___ LISTING ___

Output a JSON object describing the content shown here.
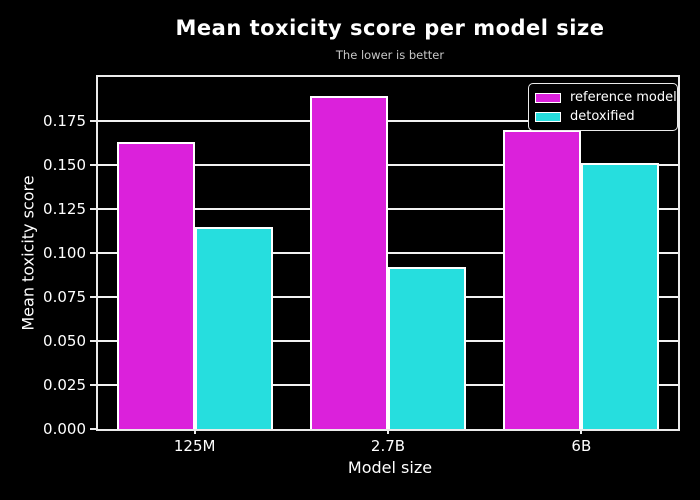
{
  "window": {
    "background_color": "#000000"
  },
  "chart_data": {
    "type": "bar",
    "title": "Mean toxicity score per model size",
    "subtitle": "The lower is better",
    "xlabel": "Model size",
    "ylabel": "Mean toxicity score",
    "categories": [
      "125M",
      "2.7B",
      "6B"
    ],
    "series": [
      {
        "name": "reference model",
        "color": "#db21db",
        "values": [
          0.163,
          0.189,
          0.17
        ]
      },
      {
        "name": "detoxified",
        "color": "#26dede",
        "values": [
          0.115,
          0.092,
          0.151
        ]
      }
    ],
    "ylim": [
      0,
      0.2
    ],
    "yticks": [
      0.0,
      0.025,
      0.05,
      0.075,
      0.1,
      0.125,
      0.15,
      0.175
    ],
    "ytick_labels": [
      "0.000",
      "0.025",
      "0.050",
      "0.075",
      "0.100",
      "0.125",
      "0.150",
      "0.175"
    ],
    "grid": "horizontal-only",
    "legend_position": "upper-right",
    "colors": {
      "background": "#000000",
      "title_text": "#ffffff",
      "subtitle_text": "#c8c8c8",
      "tick_text": "#ffffff",
      "axis_frame": "#ebebeb",
      "gridline": "#f2f2f2",
      "bar_edge": "#ffffff"
    }
  }
}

___

## WRITTEN INSTRUCTION
Write out the whole listing exactly, and drop the pictures.

## ANSWER TO THIS EXERCISE
Output a JSON object describing the content shown here.
{
  "window": {
    "background_color": "#000000"
  },
  "chart_data": {
    "type": "bar",
    "title": "Mean toxicity score per model size",
    "subtitle": "The lower is better",
    "xlabel": "Model size",
    "ylabel": "Mean toxicity score",
    "categories": [
      "125M",
      "2.7B",
      "6B"
    ],
    "series": [
      {
        "name": "reference model",
        "color": "#db21db",
        "values": [
          0.163,
          0.189,
          0.17
        ]
      },
      {
        "name": "detoxified",
        "color": "#26dede",
        "values": [
          0.115,
          0.092,
          0.151
        ]
      }
    ],
    "ylim": [
      0,
      0.2
    ],
    "yticks": [
      0.0,
      0.025,
      0.05,
      0.075,
      0.1,
      0.125,
      0.15,
      0.175
    ],
    "ytick_labels": [
      "0.000",
      "0.025",
      "0.050",
      "0.075",
      "0.100",
      "0.125",
      "0.150",
      "0.175"
    ],
    "grid": "horizontal-only",
    "legend_position": "upper-right",
    "colors": {
      "background": "#000000",
      "title_text": "#ffffff",
      "subtitle_text": "#c8c8c8",
      "tick_text": "#ffffff",
      "axis_frame": "#ebebeb",
      "gridline": "#f2f2f2",
      "bar_edge": "#ffffff"
    }
  }
}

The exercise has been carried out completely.